:: Task directions ::
From the listing below, pull out all lines with "KOLEŻANKA" in them.

:: Input material ::
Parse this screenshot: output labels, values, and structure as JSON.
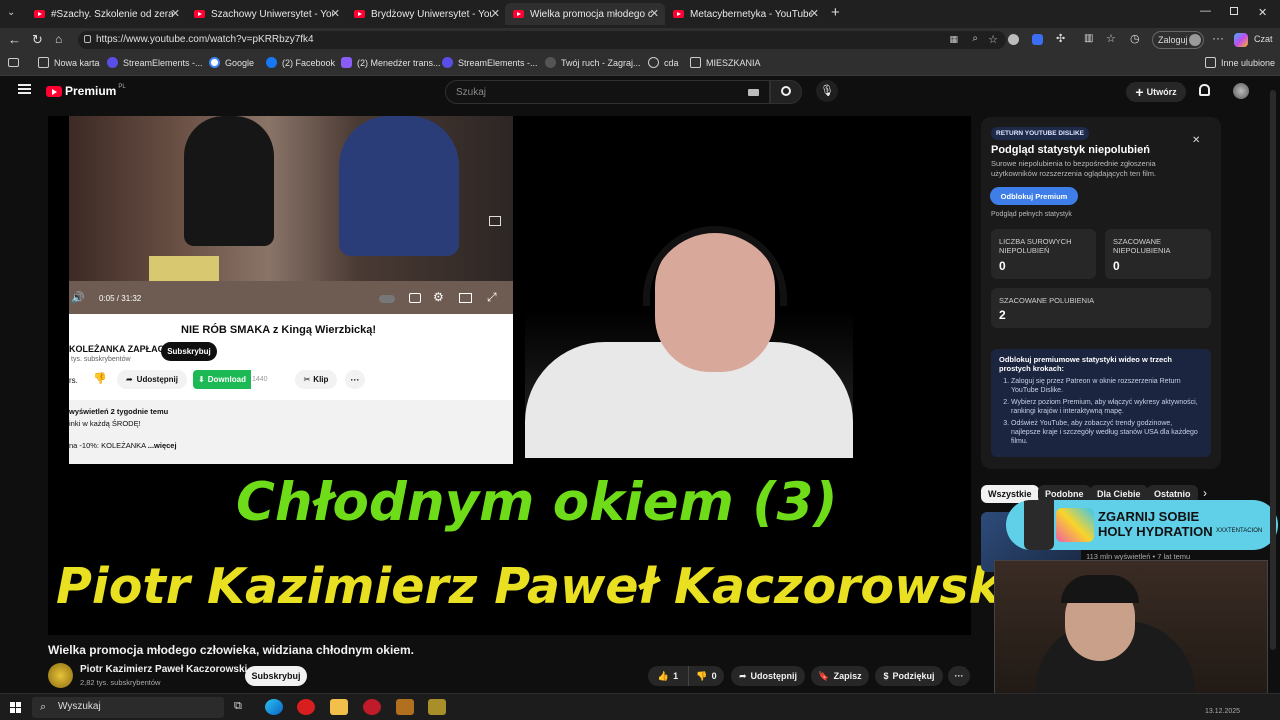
{
  "browser": {
    "tabs": [
      {
        "label": "#Szachy. Szkolenie od zera, szalon"
      },
      {
        "label": "Szachowy Uniwersytet - YouTube"
      },
      {
        "label": "Brydżowy Uniwersytet - YouTube"
      },
      {
        "label": "Wielka promocja młodego człowie"
      },
      {
        "label": "Metacybernetyka - YouTube"
      }
    ],
    "url": "https://www.youtube.com/watch?v=pKRRbzy7fk4",
    "login_label": "Zaloguj",
    "chat_label": "Czat",
    "bookmarks": [
      "Nowa karta",
      "StreamElements -...",
      "Google",
      "(2) Facebook",
      "(2) Menedżer trans...",
      "StreamElements -...",
      "Twój ruch - Zagraj...",
      "cda",
      "MIESZKANIA"
    ],
    "other_bookmarks": "Inne ulubione"
  },
  "youtube": {
    "logo": "Premium",
    "logo_region": "PL",
    "search_placeholder": "Szukaj",
    "create_label": "Utwórz"
  },
  "embedded_video": {
    "time": "0:05 / 31:32",
    "title": "NIE RÓB SMAKA z Kingą Wierzbicką!",
    "channel": "KOLEŻANKA ZAPŁACI",
    "subs": "tys. subskrybentów",
    "subscribe": "Subskrybuj",
    "likes_partial": "rs.",
    "share": "Udostępnij",
    "download": "Download",
    "download_count": "1440",
    "clip": "Klip",
    "desc_line1": "wyświetleń  2 tygodnie temu",
    "desc_line2": "inki w każdą ŚRODĘ!",
    "desc_line3": "na -10%: KOLEŻANKA",
    "desc_more": "...więcej"
  },
  "overlay": {
    "line1": "Chłodnym okiem (3)",
    "line2": "Piotr Kazimierz Paweł Kaczorowski",
    "line1_color": "#6fdc1a",
    "line2_color": "#e8e020"
  },
  "video": {
    "title": "Wielka promocja młodego człowieka, widziana chłodnym okiem.",
    "channel": "Piotr Kazimierz Paweł Kaczorowski",
    "subscribers": "2,82 tys. subskrybentów",
    "subscribe": "Subskrybuj",
    "likes": "1",
    "dislikes": "0",
    "share": "Udostępnij",
    "save": "Zapisz",
    "thanks": "Podziękuj"
  },
  "ryd": {
    "badge": "RETURN YOUTUBE DISLIKE",
    "heading": "Podgląd statystyk niepolubień",
    "description": "Surowe niepolubienia to bezpośrednie zgłoszenia użytkowników rozszerzenia oglądających ten film.",
    "unlock_button": "Odblokuj Premium",
    "preview_label": "Podgląd pełnych statystyk",
    "raw_dislikes_label": "LICZBA SUROWYCH NIEPOLUBIEŃ",
    "raw_dislikes": "0",
    "est_dislikes_label": "SZACOWANE NIEPOLUBIENIA",
    "est_dislikes": "0",
    "est_likes_label": "SZACOWANE POLUBIENIA",
    "est_likes": "2",
    "promo_heading": "Odblokuj premiumowe statystyki wideo w trzech prostych krokach:",
    "steps": [
      "Zaloguj się przez Patreon w oknie rozszerzenia Return YouTube Dislike.",
      "Wybierz poziom Premium, aby włączyć wykresy aktywności, rankingi krajów i interaktywną mapę.",
      "Odśwież YouTube, aby zobaczyć trendy godzinowe, najlepsze kraje i szczegóły według stanów USA dla każdego filmu."
    ]
  },
  "chips": [
    "Wszystkie",
    "Podobne",
    "Dla Ciebie",
    "Ostatnio"
  ],
  "sidebar_video": {
    "meta": "113 mln wyświetleń • 7 lat temu"
  },
  "ad_banner": {
    "line1": "ZGARNIJ SOBIE",
    "line2": "HOLY HYDRATION",
    "brand": "XXXTENTACION"
  },
  "taskbar": {
    "search": "Wyszukaj",
    "date": "13.12.2025"
  }
}
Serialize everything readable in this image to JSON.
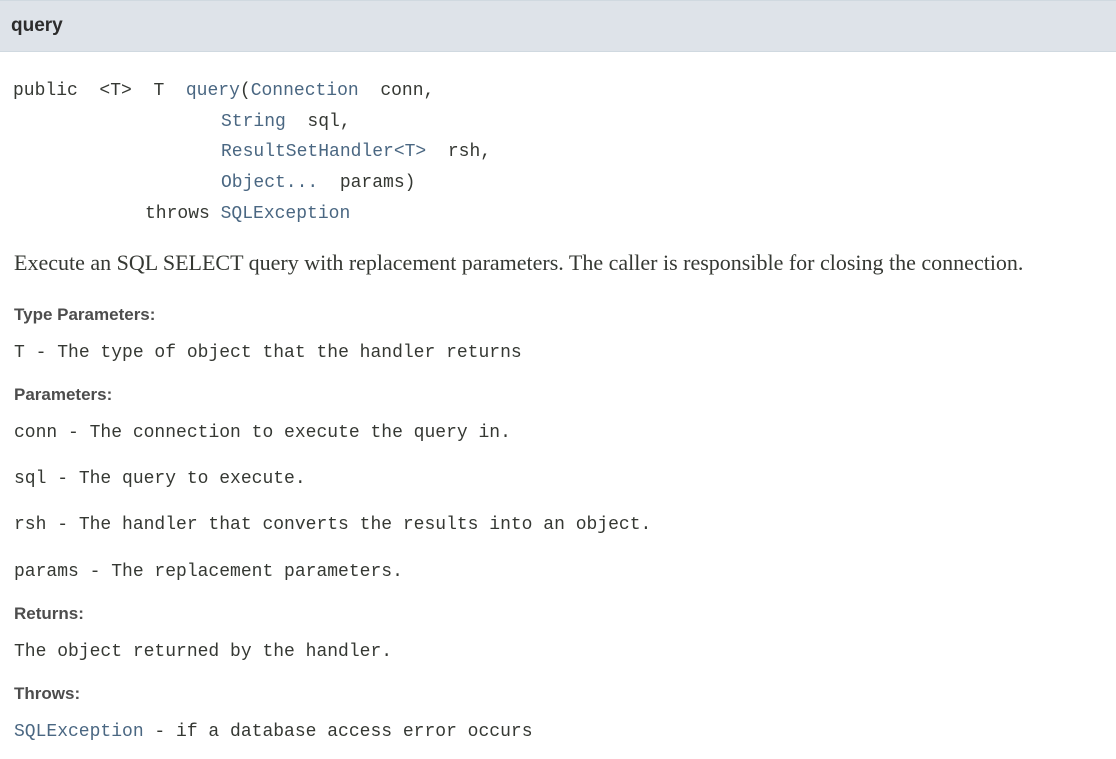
{
  "header": {
    "title": "query"
  },
  "signature": {
    "modifier": "public",
    "type_param": "<T>",
    "return_type": "T",
    "method_name": "query",
    "open_paren": "(",
    "param1_type": "Connection",
    "param1_name": "conn,",
    "param2_type": "String",
    "param2_name": "sql,",
    "param3_type": "ResultSetHandler<T>",
    "param3_name": "rsh,",
    "param4_type": "Object...",
    "param4_name": "params)",
    "throws_keyword": "throws",
    "exception_type": "SQLException"
  },
  "description": "Execute an SQL SELECT query with replacement parameters. The caller is responsible for closing the connection.",
  "type_parameters": {
    "label": "Type Parameters:",
    "items": [
      {
        "name": "T",
        "dash": " - ",
        "text": "The type of object that the handler returns"
      }
    ]
  },
  "parameters": {
    "label": "Parameters:",
    "items": [
      {
        "name": "conn",
        "dash": " - ",
        "text": "The connection to execute the query in."
      },
      {
        "name": "sql",
        "dash": " - ",
        "text": "The query to execute."
      },
      {
        "name": "rsh",
        "dash": " - ",
        "text": "The handler that converts the results into an object."
      },
      {
        "name": "params",
        "dash": " - ",
        "text": "The replacement parameters."
      }
    ]
  },
  "returns": {
    "label": "Returns:",
    "text": "The object returned by the handler."
  },
  "throws": {
    "label": "Throws:",
    "exception": "SQLException",
    "dash": " - ",
    "text": "if a database access error occurs"
  },
  "colors": {
    "header_bg": "#dee3e9",
    "link": "#4a6782",
    "text": "#353833"
  }
}
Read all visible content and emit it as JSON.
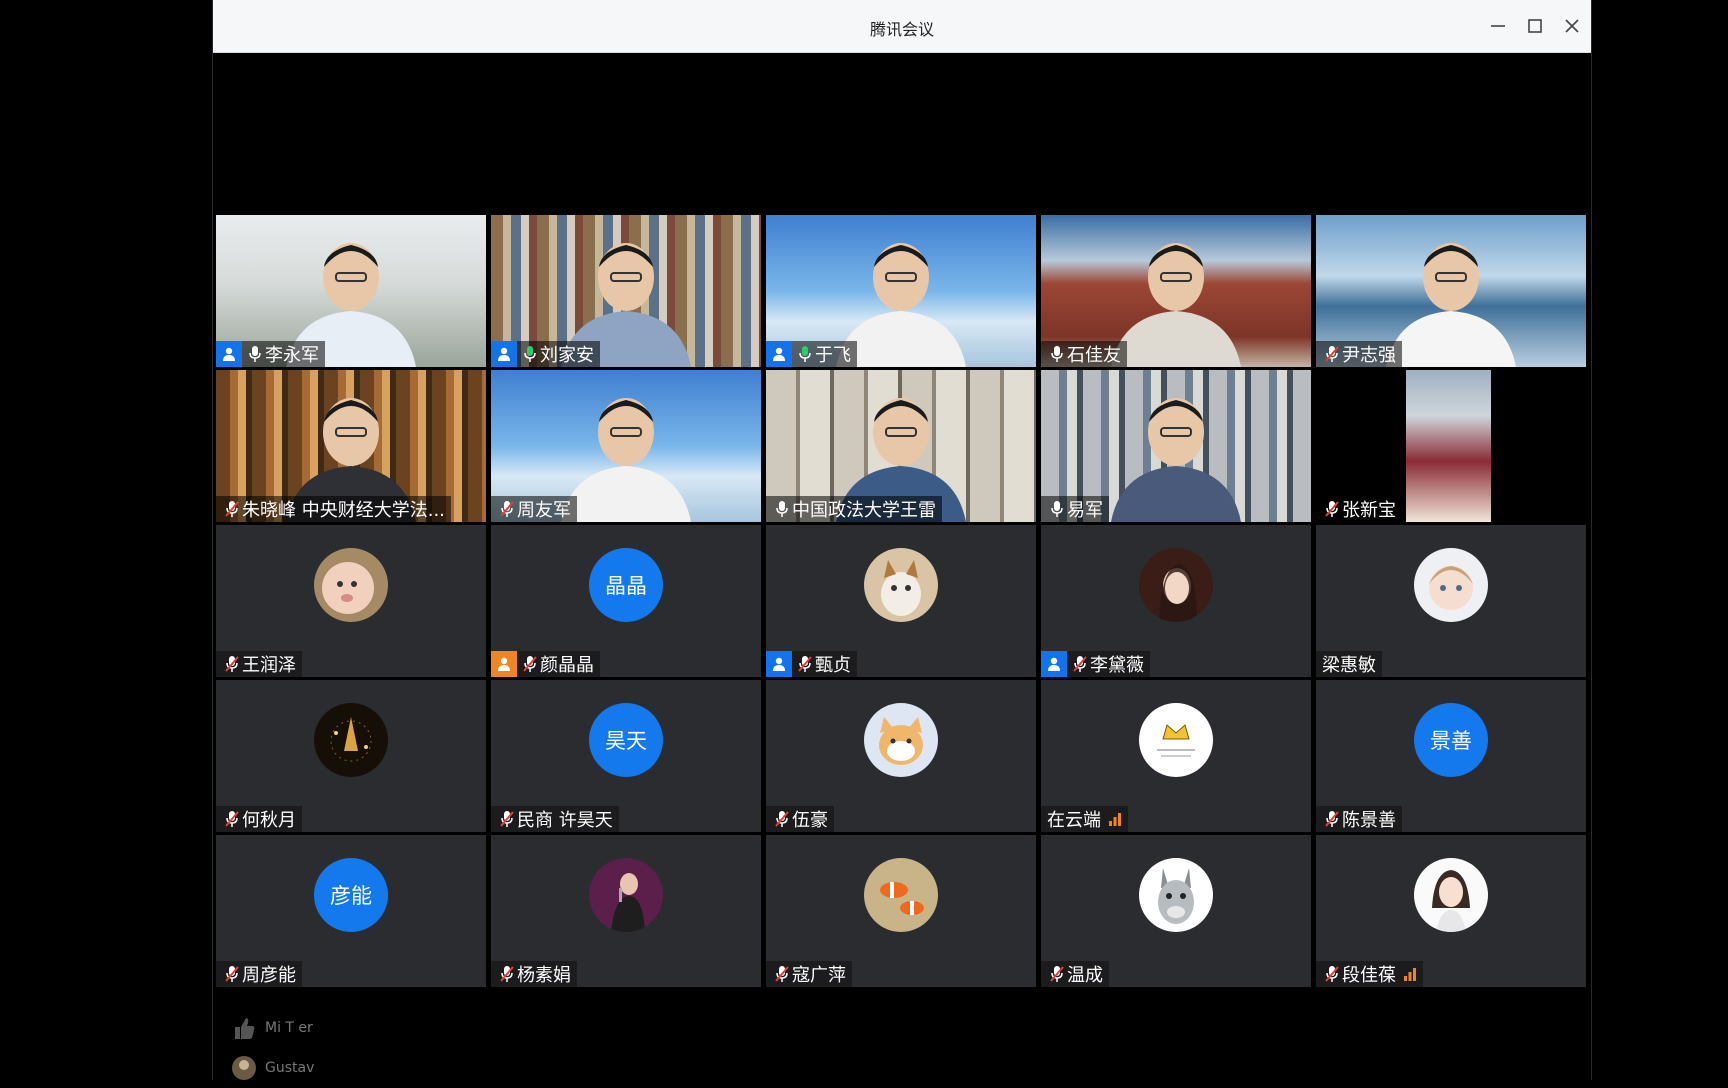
{
  "window": {
    "title": "腾讯会议"
  },
  "participants": [
    {
      "name": "李永军",
      "type": "video",
      "bg": "garden",
      "host": true,
      "mic": "on"
    },
    {
      "name": "刘家安",
      "type": "video",
      "bg": "books",
      "host": true,
      "mic": "speaking"
    },
    {
      "name": "于飞",
      "type": "video",
      "bg": "sky",
      "host": true,
      "mic": "speaking",
      "active": true
    },
    {
      "name": "石佳友",
      "type": "video",
      "bg": "campus",
      "host": false,
      "mic": "on"
    },
    {
      "name": "尹志强",
      "type": "video",
      "bg": "sky2",
      "host": false,
      "mic": "muted"
    },
    {
      "name": "朱晓峰 中央财经大学法...",
      "type": "video",
      "bg": "shelf",
      "host": false,
      "mic": "muted"
    },
    {
      "name": "周友军",
      "type": "video",
      "bg": "sky",
      "host": false,
      "mic": "muted"
    },
    {
      "name": "中国政法大学王雷",
      "type": "video",
      "bg": "cabinet",
      "host": false,
      "mic": "on"
    },
    {
      "name": "易军",
      "type": "video",
      "bg": "books2",
      "host": false,
      "mic": "on"
    },
    {
      "name": "张新宝",
      "type": "video",
      "bg": "portrait",
      "host": false,
      "mic": "muted"
    },
    {
      "name": "王润泽",
      "type": "avatar",
      "avatar": "baby",
      "host": false,
      "mic": "muted"
    },
    {
      "name": "颜晶晶",
      "type": "avatar",
      "avatar_text": "晶晶",
      "host": true,
      "host_color": "orange",
      "mic": "muted"
    },
    {
      "name": "甄贞",
      "type": "avatar",
      "avatar": "cat",
      "host": true,
      "mic": "muted"
    },
    {
      "name": "李黛薇",
      "type": "avatar",
      "avatar": "woman",
      "host": true,
      "mic": "muted"
    },
    {
      "name": "梁惠敏",
      "type": "avatar",
      "avatar": "child",
      "host": false,
      "mic": "none"
    },
    {
      "name": "何秋月",
      "type": "avatar",
      "avatar": "sparkle",
      "host": false,
      "mic": "muted"
    },
    {
      "name": "民商 许昊天",
      "type": "avatar",
      "avatar_text": "昊天",
      "host": false,
      "mic": "muted"
    },
    {
      "name": "伍豪",
      "type": "avatar",
      "avatar": "dog",
      "host": false,
      "mic": "muted"
    },
    {
      "name": "在云端",
      "type": "avatar",
      "avatar": "crown",
      "host": false,
      "mic": "none",
      "signal": true
    },
    {
      "name": "陈景善",
      "type": "avatar",
      "avatar_text": "景善",
      "host": false,
      "mic": "muted"
    },
    {
      "name": "周彦能",
      "type": "avatar",
      "avatar_text": "彦能",
      "host": false,
      "mic": "muted"
    },
    {
      "name": "杨素娟",
      "type": "avatar",
      "avatar": "singer",
      "host": false,
      "mic": "muted"
    },
    {
      "name": "寇广萍",
      "type": "avatar",
      "avatar": "fish",
      "host": false,
      "mic": "muted"
    },
    {
      "name": "温成",
      "type": "avatar",
      "avatar": "donkey",
      "host": false,
      "mic": "muted"
    },
    {
      "name": "段佳葆",
      "type": "avatar",
      "avatar": "girl",
      "host": false,
      "mic": "muted",
      "signal": true
    }
  ],
  "chat": [
    {
      "text": "Mi T er",
      "icon": "thumbs-up-icon"
    },
    {
      "text": "Gustav",
      "icon": "avatar-icon"
    }
  ],
  "colors": {
    "host_badge": "#1273eb",
    "host_badge_alt": "#f08524",
    "avatar_blue": "#1479ec",
    "muted_red": "#e0413b",
    "speaking_green": "#2ecc71",
    "tile_bg": "#2b2c30"
  }
}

:: Correct result ::
    "channel": "KOLEŻANKA ZAPŁACI",
    "desc_line3": "na -10%: KOLEŻANKA",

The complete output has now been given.